--- RECORDS TO PROCESS ---
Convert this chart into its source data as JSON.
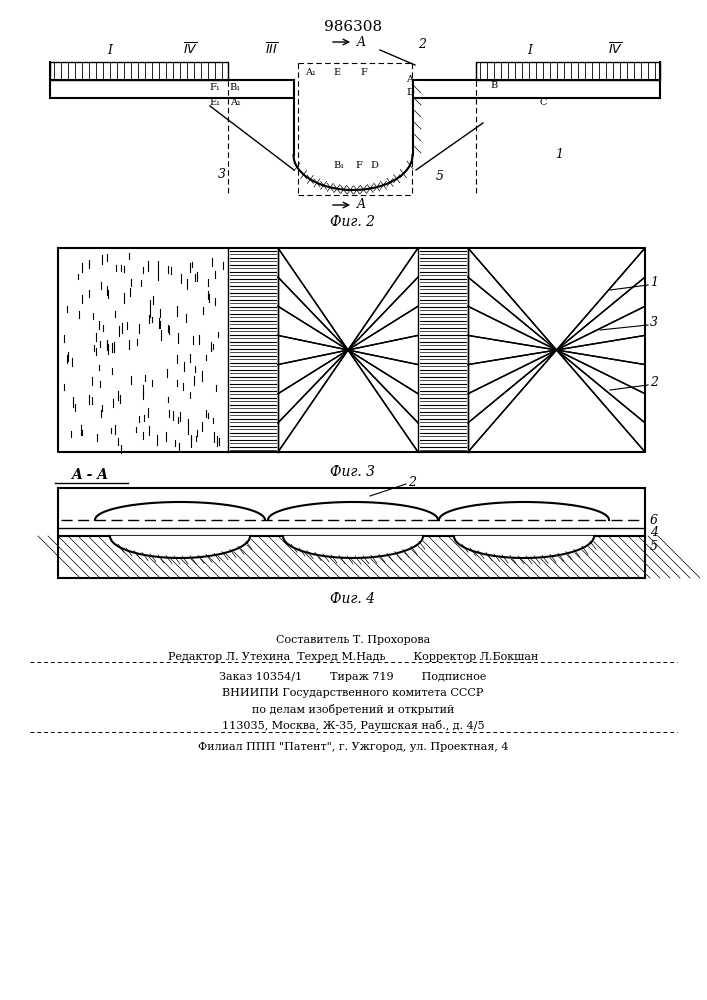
{
  "patent_number": "986308",
  "bg_color": "#ffffff",
  "black": "#000000",
  "footer": {
    "line1_center": "Составитель Т. Прохорова",
    "line2": "Редактор Л. Утехина  Техред М.Надь        Корректор Л.Бокшан",
    "line3": "Заказ 10354/1        Тираж 719        Подписное",
    "line4": "ВНИИПИ Государственного комитета СССР",
    "line5": "по делам изобретений и открытий",
    "line6": "113035, Москва, Ж-35, Раушская наб., д. 4/5",
    "line7": "Филиал ППП \"Патент\", г. Ужгород, ул. Проектная, 4"
  }
}
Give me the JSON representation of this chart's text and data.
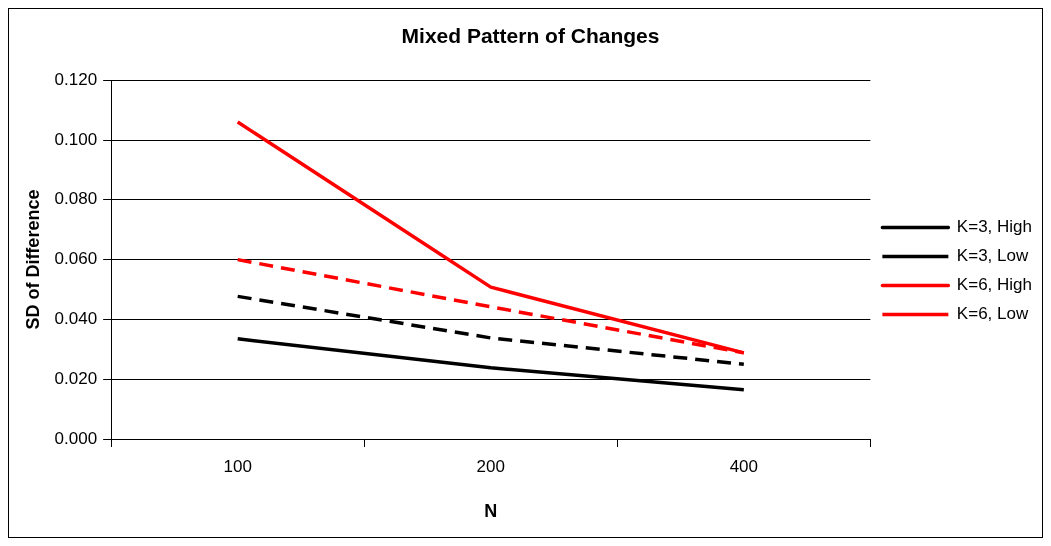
{
  "chart_data": {
    "type": "line",
    "title": "Mixed Pattern of Changes",
    "xlabel": "N",
    "ylabel": "SD of Difference",
    "categories": [
      "100",
      "200",
      "400"
    ],
    "series": [
      {
        "name": "K=3, High",
        "color": "#000000",
        "line_style": "solid",
        "values": [
          0.0335,
          0.0238,
          0.0165
        ]
      },
      {
        "name": "K=3, Low",
        "color": "#000000",
        "line_style": "dashed",
        "values": [
          0.0477,
          0.0338,
          0.025
        ]
      },
      {
        "name": "K=6, High",
        "color": "#ff0000",
        "line_style": "solid",
        "values": [
          0.106,
          0.0508,
          0.0288
        ]
      },
      {
        "name": "K=6, Low",
        "color": "#ff0000",
        "line_style": "dashed",
        "values": [
          0.06,
          0.0442,
          0.0288
        ]
      }
    ],
    "ylim": [
      0,
      0.12
    ],
    "yticks": [
      {
        "value": 0,
        "label": "0.000"
      },
      {
        "value": 0.02,
        "label": "0.020"
      },
      {
        "value": 0.04,
        "label": "0.040"
      },
      {
        "value": 0.06,
        "label": "0.060"
      },
      {
        "value": 0.08,
        "label": "0.080"
      },
      {
        "value": 0.1,
        "label": "0.100"
      },
      {
        "value": 0.12,
        "label": "0.120"
      }
    ],
    "grid": "y",
    "legend": "right",
    "marker": "none"
  }
}
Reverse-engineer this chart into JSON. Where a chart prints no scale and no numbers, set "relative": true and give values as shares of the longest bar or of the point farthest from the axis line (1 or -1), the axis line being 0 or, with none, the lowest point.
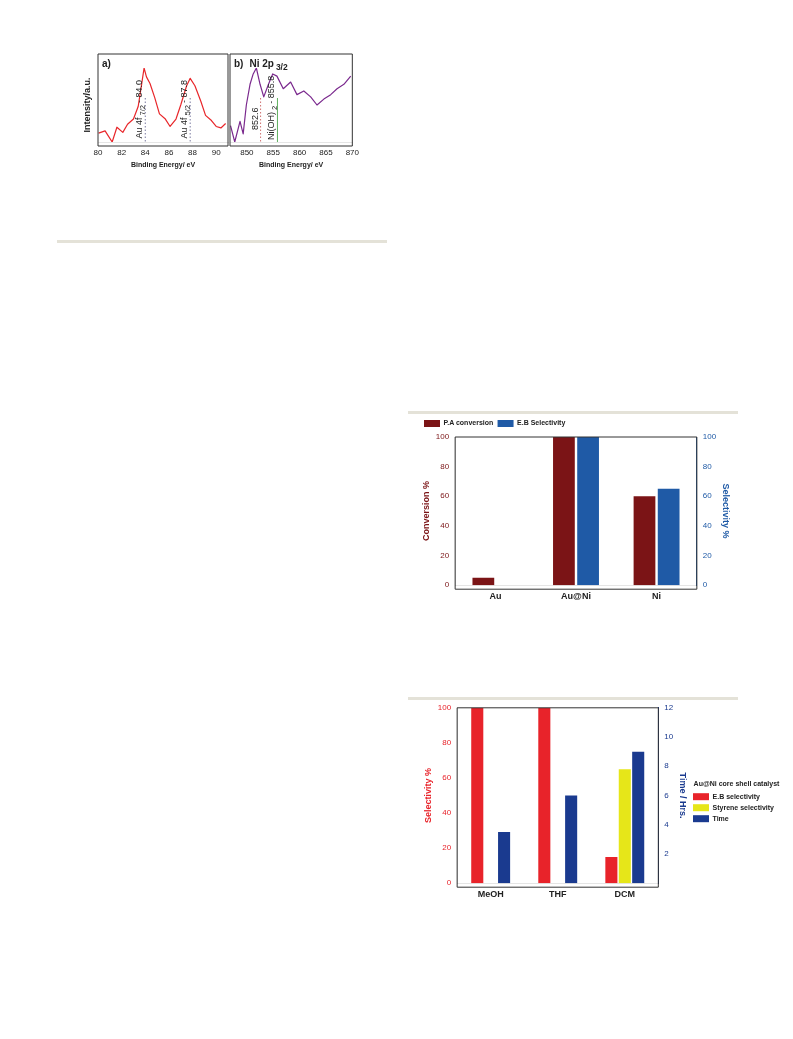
{
  "chart_data": [
    {
      "type": "line",
      "annotations": [
        "a)"
      ],
      "xlabel": "Binding Energy/ eV",
      "ylabel": "Intensity/a.u.",
      "relative": true,
      "tick_labels": "x",
      "grid": false,
      "legend": false,
      "xlim": [
        80,
        91
      ],
      "xticks": [
        80,
        82,
        84,
        86,
        88,
        90
      ],
      "ref_lines": [
        {
          "axis": "x",
          "value": 84.0,
          "label": "Au 4f$_{7/2}$- 84.0",
          "color": "#7a7aa0",
          "line_style": "dotted"
        },
        {
          "axis": "x",
          "value": 87.8,
          "label": "Au 4f$_{5/2}$- 87.8",
          "color": "#7a7aa0",
          "line_style": "dotted"
        }
      ],
      "series": [
        {
          "color": "#e8262a",
          "x": [
            80.05,
            80.6,
            81.2,
            81.6,
            82.1,
            82.5,
            83.0,
            83.4,
            83.7,
            83.9,
            84.1,
            84.4,
            84.8,
            85.2,
            85.7,
            86.1,
            86.6,
            87.0,
            87.5,
            87.8,
            88.2,
            88.7,
            89.1,
            89.6,
            90.0,
            90.4,
            90.8
          ],
          "values": [
            0.12,
            0.15,
            0,
            0.2,
            0.13,
            0.24,
            0.31,
            0.48,
            0.79,
            1,
            0.88,
            0.79,
            0.6,
            0.38,
            0.31,
            0.21,
            0.31,
            0.5,
            0.76,
            0.86,
            0.76,
            0.55,
            0.36,
            0.29,
            0.21,
            0.19,
            0.25
          ]
        }
      ]
    },
    {
      "type": "line",
      "annotations": [
        "b)",
        "Ni 2p$_{3/2}$"
      ],
      "xlabel": "Binding Energy/ eV",
      "relative": true,
      "tick_labels": "x",
      "grid": false,
      "legend": false,
      "xlim": [
        846.8,
        870
      ],
      "xticks": [
        850,
        855,
        860,
        865,
        870
      ],
      "ref_lines": [
        {
          "axis": "x",
          "value": 852.6,
          "label": "852.6",
          "color": "#d07070",
          "line_style": "dotted"
        },
        {
          "axis": "x",
          "value": 855.8,
          "label": "Ni(OH)$_{2}$- 855.8",
          "color": "#60b060",
          "line_style": "solid"
        }
      ],
      "series": [
        {
          "color": "#7b2a8e",
          "x": [
            846.9,
            847.7,
            848.7,
            849.3,
            849.9,
            850.6,
            851.2,
            851.8,
            852.5,
            853.2,
            854.1,
            854.9,
            855.7,
            856.9,
            858.3,
            859.5,
            860.8,
            862.1,
            863.3,
            864.6,
            865.9,
            867.1,
            868.4,
            869.7
          ],
          "values": [
            0.22,
            0,
            0.28,
            0.11,
            0.5,
            0.78,
            0.92,
            1,
            0.78,
            0.61,
            0.78,
            0.92,
            0.89,
            0.72,
            0.81,
            0.64,
            0.69,
            0.61,
            0.5,
            0.58,
            0.64,
            0.72,
            0.78,
            0.89
          ]
        }
      ]
    },
    {
      "type": "bar",
      "categories": [
        "Au",
        "Au@Ni",
        "Ni"
      ],
      "ylabel": "Conversion %",
      "y2label": "Selectivity %",
      "ylim": [
        0,
        100
      ],
      "yticks": [
        0,
        20,
        40,
        60,
        80,
        100
      ],
      "y2lim": [
        0,
        100
      ],
      "y2ticks": [
        0,
        20,
        40,
        60,
        80,
        100
      ],
      "grid": false,
      "legend": "top left",
      "series": [
        {
          "name": "P.A conversion",
          "color": "#7b1416",
          "values": [
            5,
            100,
            60
          ]
        },
        {
          "name": "E.B Selectivity",
          "color": "#1f5aa6",
          "axis": "y2",
          "values": [
            null,
            100,
            65
          ]
        }
      ]
    },
    {
      "type": "bar",
      "categories": [
        "MeOH",
        "THF",
        "DCM"
      ],
      "ylabel": "Selectivity %",
      "y2label": "Time / Hrs.",
      "legend_title": "Au@Ni core shell catalyst",
      "ylim": [
        0,
        100
      ],
      "yticks": [
        0,
        20,
        40,
        60,
        80,
        100
      ],
      "y2lim": [
        0,
        12
      ],
      "y2ticks": [
        2,
        4,
        6,
        8,
        10,
        12
      ],
      "grid": false,
      "legend": "right",
      "series": [
        {
          "name": "E.B selectivity",
          "color": "#e8232a",
          "values": [
            100,
            100,
            15
          ]
        },
        {
          "name": "Styrene selectivity",
          "color": "#e6e619",
          "values": [
            null,
            null,
            65
          ]
        },
        {
          "name": "Time",
          "color": "#1a3a8f",
          "axis": "y2",
          "values": [
            3.5,
            6,
            9
          ]
        }
      ]
    }
  ]
}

--- TASK STATEMENT ---
Transcribe each entry precisely as given, leaving the pictures out.

--- ANSWER IN FULL ---
Convert this chart into its source data as JSON.
{
  "patent_number": "986308",
  "bg_color": "#ffffff",
  "black": "#000000",
  "footer": {
    "line1_center": "Составитель Т. Прохорова",
    "line2": "Редактор Л. Утехина  Техред М.Надь        Корректор Л.Бокшан",
    "line3": "Заказ 10354/1        Тираж 719        Подписное",
    "line4": "ВНИИПИ Государственного комитета СССР",
    "line5": "по делам изобретений и открытий",
    "line6": "113035, Москва, Ж-35, Раушская наб., д. 4/5",
    "line7": "Филиал ППП \"Патент\", г. Ужгород, ул. Проектная, 4"
  }
}
Give me the JSON representation of this chart's text and data.
{
  "chart_data": {
    "type": "line",
    "title": "Mixed Pattern of Changes",
    "xlabel": "N",
    "ylabel": "SD of Difference",
    "categories": [
      "100",
      "200",
      "400"
    ],
    "series": [
      {
        "name": "K=3, High",
        "color": "#000000",
        "line_style": "solid",
        "values": [
          0.0335,
          0.0238,
          0.0165
        ]
      },
      {
        "name": "K=3, Low",
        "color": "#000000",
        "line_style": "dashed",
        "values": [
          0.0477,
          0.0338,
          0.025
        ]
      },
      {
        "name": "K=6, High",
        "color": "#ff0000",
        "line_style": "solid",
        "values": [
          0.106,
          0.0508,
          0.0288
        ]
      },
      {
        "name": "K=6, Low",
        "color": "#ff0000",
        "line_style": "dashed",
        "values": [
          0.06,
          0.0442,
          0.0288
        ]
      }
    ],
    "ylim": [
      0,
      0.12
    ],
    "yticks": [
      {
        "value": 0,
        "label": "0.000"
      },
      {
        "value": 0.02,
        "label": "0.020"
      },
      {
        "value": 0.04,
        "label": "0.040"
      },
      {
        "value": 0.06,
        "label": "0.060"
      },
      {
        "value": 0.08,
        "label": "0.080"
      },
      {
        "value": 0.1,
        "label": "0.100"
      },
      {
        "value": 0.12,
        "label": "0.120"
      }
    ],
    "grid": "y",
    "legend": "right",
    "marker": "none"
  }
}
Reverse-engineer this chart into JSON. Where a chart prints no scale and no numbers, set "relative": true and give values as shares of the longest bar or of the point farthest from the axis line (1 or -1), the axis line being 0 or, with none, the lowest point.
{
  "chart_data": [
    {
      "type": "line",
      "annotations": [
        "a)"
      ],
      "xlabel": "Binding Energy/ eV",
      "ylabel": "Intensity/a.u.",
      "relative": true,
      "tick_labels": "x",
      "grid": false,
      "legend": false,
      "xlim": [
        80,
        91
      ],
      "xticks": [
        80,
        82,
        84,
        86,
        88,
        90
      ],
      "ref_lines": [
        {
          "axis": "x",
          "value": 84.0,
          "label": "Au 4f$_{7/2}$- 84.0",
          "color": "#7a7aa0",
          "line_style": "dotted"
        },
        {
          "axis": "x",
          "value": 87.8,
          "label": "Au 4f$_{5/2}$- 87.8",
          "color": "#7a7aa0",
          "line_style": "dotted"
        }
      ],
      "series": [
        {
          "color": "#e8262a",
          "x": [
            80.05,
            80.6,
            81.2,
            81.6,
            82.1,
            82.5,
            83.0,
            83.4,
            83.7,
            83.9,
            84.1,
            84.4,
            84.8,
            85.2,
            85.7,
            86.1,
            86.6,
            87.0,
            87.5,
            87.8,
            88.2,
            88.7,
            89.1,
            89.6,
            90.0,
            90.4,
            90.8
          ],
          "values": [
            0.12,
            0.15,
            0,
            0.2,
            0.13,
            0.24,
            0.31,
            0.48,
            0.79,
            1,
            0.88,
            0.79,
            0.6,
            0.38,
            0.31,
            0.21,
            0.31,
            0.5,
            0.76,
            0.86,
            0.76,
            0.55,
            0.36,
            0.29,
            0.21,
            0.19,
            0.25
          ]
        }
      ]
    },
    {
      "type": "line",
      "annotations": [
        "b)",
        "Ni 2p$_{3/2}$"
      ],
      "xlabel": "Binding Energy/ eV",
      "relative": true,
      "tick_labels": "x",
      "grid": false,
      "legend": false,
      "xlim": [
        846.8,
        870
      ],
      "xticks": [
        850,
        855,
        860,
        865,
        870
      ],
      "ref_lines": [
        {
          "axis": "x",
          "value": 852.6,
          "label": "852.6",
          "color": "#d07070",
          "line_style": "dotted"
        },
        {
          "axis": "x",
          "value": 855.8,
          "label": "Ni(OH)$_{2}$- 855.8",
          "color": "#60b060",
          "line_style": "solid"
        }
      ],
      "series": [
        {
          "color": "#7b2a8e",
          "x": [
            846.9,
            847.7,
            848.7,
            849.3,
            849.9,
            850.6,
            851.2,
            851.8,
            852.5,
            853.2,
            854.1,
            854.9,
            855.7,
            856.9,
            858.3,
            859.5,
            860.8,
            862.1,
            863.3,
            864.6,
            865.9,
            867.1,
            868.4,
            869.7
          ],
          "values": [
            0.22,
            0,
            0.28,
            0.11,
            0.5,
            0.78,
            0.92,
            1,
            0.78,
            0.61,
            0.78,
            0.92,
            0.89,
            0.72,
            0.81,
            0.64,
            0.69,
            0.61,
            0.5,
            0.58,
            0.64,
            0.72,
            0.78,
            0.89
          ]
        }
      ]
    },
    {
      "type": "bar",
      "categories": [
        "Au",
        "Au@Ni",
        "Ni"
      ],
      "ylabel": "Conversion %",
      "y2label": "Selectivity %",
      "ylim": [
        0,
        100
      ],
      "yticks": [
        0,
        20,
        40,
        60,
        80,
        100
      ],
      "y2lim": [
        0,
        100
      ],
      "y2ticks": [
        0,
        20,
        40,
        60,
        80,
        100
      ],
      "grid": false,
      "legend": "top left",
      "series": [
        {
          "name": "P.A conversion",
          "color": "#7b1416",
          "values": [
            5,
            100,
            60
          ]
        },
        {
          "name": "E.B Selectivity",
          "color": "#1f5aa6",
          "axis": "y2",
          "values": [
            null,
            100,
            65
          ]
        }
      ]
    },
    {
      "type": "bar",
      "categories": [
        "MeOH",
        "THF",
        "DCM"
      ],
      "ylabel": "Selectivity %",
      "y2label": "Time / Hrs.",
      "legend_title": "Au@Ni core shell catalyst",
      "ylim": [
        0,
        100
      ],
      "yticks": [
        0,
        20,
        40,
        60,
        80,
        100
      ],
      "y2lim": [
        0,
        12
      ],
      "y2ticks": [
        2,
        4,
        6,
        8,
        10,
        12
      ],
      "grid": false,
      "legend": "right",
      "series": [
        {
          "name": "E.B selectivity",
          "color": "#e8232a",
          "values": [
            100,
            100,
            15
          ]
        },
        {
          "name": "Styrene selectivity",
          "color": "#e6e619",
          "values": [
            null,
            null,
            65
          ]
        },
        {
          "name": "Time",
          "color": "#1a3a8f",
          "axis": "y2",
          "values": [
            3.5,
            6,
            9
          ]
        }
      ]
    }
  ]
}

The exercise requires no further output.